Collected data entries
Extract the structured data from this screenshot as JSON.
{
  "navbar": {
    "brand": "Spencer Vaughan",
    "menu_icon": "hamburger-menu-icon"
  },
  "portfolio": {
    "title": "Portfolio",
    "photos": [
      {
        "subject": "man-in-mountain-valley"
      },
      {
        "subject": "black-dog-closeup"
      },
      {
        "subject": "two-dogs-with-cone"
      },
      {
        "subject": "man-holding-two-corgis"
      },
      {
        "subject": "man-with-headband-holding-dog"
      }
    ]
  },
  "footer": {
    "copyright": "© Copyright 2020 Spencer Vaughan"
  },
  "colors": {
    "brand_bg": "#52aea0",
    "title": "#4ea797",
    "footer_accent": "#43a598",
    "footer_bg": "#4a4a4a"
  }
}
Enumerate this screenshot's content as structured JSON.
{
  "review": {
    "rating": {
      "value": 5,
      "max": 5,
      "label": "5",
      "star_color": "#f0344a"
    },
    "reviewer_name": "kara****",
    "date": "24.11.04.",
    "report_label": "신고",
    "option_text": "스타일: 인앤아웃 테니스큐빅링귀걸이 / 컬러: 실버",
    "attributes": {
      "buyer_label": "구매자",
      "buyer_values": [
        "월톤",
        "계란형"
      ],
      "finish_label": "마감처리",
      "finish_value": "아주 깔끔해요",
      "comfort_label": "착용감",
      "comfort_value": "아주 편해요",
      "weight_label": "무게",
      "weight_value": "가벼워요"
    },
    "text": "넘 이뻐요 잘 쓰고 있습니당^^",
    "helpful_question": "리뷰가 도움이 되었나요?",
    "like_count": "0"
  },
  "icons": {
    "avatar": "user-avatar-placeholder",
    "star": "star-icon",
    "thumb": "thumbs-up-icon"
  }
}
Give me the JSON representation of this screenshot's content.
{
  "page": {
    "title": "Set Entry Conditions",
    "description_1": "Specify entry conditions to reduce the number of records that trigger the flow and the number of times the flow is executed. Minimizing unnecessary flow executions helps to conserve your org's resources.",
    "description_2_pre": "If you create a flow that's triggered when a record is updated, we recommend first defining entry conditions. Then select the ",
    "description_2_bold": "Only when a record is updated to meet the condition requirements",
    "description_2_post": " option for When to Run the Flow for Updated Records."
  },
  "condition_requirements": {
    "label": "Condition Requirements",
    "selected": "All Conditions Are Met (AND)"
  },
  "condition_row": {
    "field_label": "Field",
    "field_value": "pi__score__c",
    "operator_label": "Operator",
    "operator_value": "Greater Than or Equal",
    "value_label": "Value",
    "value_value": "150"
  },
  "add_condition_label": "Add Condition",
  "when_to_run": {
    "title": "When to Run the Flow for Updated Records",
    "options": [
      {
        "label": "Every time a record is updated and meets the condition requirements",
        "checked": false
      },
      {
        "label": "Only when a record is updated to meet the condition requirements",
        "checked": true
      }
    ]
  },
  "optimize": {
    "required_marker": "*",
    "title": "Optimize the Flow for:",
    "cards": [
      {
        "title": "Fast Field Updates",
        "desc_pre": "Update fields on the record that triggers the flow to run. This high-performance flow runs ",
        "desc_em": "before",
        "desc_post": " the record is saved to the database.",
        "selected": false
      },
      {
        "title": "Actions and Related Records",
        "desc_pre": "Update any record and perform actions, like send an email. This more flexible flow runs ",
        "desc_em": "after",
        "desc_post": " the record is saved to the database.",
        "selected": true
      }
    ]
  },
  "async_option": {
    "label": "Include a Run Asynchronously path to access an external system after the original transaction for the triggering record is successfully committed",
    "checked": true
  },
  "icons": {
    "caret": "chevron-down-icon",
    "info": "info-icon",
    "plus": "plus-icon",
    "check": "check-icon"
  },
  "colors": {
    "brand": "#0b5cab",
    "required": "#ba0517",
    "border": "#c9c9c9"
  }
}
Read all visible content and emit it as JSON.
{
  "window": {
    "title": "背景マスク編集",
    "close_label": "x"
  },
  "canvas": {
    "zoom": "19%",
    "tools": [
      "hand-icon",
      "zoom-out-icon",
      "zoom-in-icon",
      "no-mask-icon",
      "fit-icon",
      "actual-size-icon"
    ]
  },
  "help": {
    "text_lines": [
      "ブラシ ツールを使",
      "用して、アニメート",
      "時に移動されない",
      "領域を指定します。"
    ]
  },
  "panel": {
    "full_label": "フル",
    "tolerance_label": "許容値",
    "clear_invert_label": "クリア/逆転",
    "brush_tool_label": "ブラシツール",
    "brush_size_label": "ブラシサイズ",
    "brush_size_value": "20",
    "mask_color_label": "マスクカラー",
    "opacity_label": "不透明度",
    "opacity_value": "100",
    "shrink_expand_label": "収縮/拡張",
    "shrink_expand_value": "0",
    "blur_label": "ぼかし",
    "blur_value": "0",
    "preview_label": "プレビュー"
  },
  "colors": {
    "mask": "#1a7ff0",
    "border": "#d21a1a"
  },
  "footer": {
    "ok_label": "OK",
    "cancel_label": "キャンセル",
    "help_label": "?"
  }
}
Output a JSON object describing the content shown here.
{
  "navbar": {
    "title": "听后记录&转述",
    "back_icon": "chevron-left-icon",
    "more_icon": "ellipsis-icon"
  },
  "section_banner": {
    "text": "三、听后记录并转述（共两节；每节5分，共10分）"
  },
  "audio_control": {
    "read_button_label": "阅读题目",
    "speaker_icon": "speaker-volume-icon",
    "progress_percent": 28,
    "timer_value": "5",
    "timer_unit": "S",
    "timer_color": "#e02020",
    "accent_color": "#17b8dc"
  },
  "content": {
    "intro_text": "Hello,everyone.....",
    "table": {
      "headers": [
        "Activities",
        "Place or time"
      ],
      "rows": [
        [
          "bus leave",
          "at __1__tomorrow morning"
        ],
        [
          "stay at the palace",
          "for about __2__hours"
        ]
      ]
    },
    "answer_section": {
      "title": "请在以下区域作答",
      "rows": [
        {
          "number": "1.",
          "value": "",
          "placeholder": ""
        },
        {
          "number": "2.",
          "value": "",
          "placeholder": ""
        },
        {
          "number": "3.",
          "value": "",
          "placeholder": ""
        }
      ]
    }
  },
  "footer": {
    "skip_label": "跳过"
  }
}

§ **OBJECTIVE**:
Gather each line from the entries above that includes the word "Only".

§ **SOLUTION FOR THIS PROBLEM**:
    "description_2_bold": "Only when a record is updated to meet the condition requirements",
        "label": "Only when a record is updated to meet the condition requirements",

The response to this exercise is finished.